◆ **GOAL OF THE EXERCISE**: Find each line holding "color" and copy it out.

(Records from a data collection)
-=-=-=-=-
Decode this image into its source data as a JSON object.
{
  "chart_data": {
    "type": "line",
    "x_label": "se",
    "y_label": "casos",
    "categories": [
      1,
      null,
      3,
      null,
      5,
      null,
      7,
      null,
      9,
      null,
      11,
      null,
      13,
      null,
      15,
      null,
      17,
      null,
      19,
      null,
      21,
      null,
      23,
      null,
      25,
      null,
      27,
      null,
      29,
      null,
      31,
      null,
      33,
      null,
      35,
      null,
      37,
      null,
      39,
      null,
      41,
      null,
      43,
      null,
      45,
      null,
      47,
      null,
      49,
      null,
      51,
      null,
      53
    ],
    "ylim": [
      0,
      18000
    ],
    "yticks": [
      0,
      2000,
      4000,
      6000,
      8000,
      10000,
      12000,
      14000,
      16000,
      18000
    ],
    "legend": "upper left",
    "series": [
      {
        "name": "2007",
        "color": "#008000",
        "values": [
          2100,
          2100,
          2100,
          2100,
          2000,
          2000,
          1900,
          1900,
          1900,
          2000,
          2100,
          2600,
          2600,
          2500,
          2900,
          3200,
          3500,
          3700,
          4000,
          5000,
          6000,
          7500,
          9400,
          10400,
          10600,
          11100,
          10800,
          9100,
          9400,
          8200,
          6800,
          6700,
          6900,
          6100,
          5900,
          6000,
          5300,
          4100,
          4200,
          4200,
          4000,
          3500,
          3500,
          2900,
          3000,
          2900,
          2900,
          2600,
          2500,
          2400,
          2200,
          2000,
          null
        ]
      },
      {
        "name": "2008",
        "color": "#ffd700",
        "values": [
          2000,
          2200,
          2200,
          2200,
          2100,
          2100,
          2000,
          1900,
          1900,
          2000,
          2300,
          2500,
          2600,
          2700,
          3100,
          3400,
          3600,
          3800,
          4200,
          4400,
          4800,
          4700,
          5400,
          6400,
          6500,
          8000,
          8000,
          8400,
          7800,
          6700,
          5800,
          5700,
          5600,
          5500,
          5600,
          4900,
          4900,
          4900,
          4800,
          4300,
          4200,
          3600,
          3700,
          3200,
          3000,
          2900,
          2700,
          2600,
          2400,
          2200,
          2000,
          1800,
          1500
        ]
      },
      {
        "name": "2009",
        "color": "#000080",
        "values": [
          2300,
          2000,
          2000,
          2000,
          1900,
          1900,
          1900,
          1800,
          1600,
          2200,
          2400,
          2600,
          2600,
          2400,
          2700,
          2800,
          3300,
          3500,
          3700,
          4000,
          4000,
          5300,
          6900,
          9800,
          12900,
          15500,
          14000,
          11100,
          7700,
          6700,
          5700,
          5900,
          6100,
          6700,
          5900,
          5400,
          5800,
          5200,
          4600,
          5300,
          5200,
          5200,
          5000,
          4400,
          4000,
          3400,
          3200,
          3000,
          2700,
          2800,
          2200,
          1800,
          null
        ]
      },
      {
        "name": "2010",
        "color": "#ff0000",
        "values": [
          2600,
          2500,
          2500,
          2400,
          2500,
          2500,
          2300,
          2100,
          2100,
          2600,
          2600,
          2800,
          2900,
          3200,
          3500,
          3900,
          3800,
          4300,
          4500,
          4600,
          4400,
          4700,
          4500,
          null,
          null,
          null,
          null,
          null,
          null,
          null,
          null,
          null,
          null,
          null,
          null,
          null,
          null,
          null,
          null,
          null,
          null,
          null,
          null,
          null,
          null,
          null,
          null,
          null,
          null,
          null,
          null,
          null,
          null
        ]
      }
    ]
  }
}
-=-=-=-=-
◆ **EXERCISE OUTPUT**:
        "color": "#008000",
        "color": "#ffd700",
        "color": "#000080",
        "color": "#ff0000",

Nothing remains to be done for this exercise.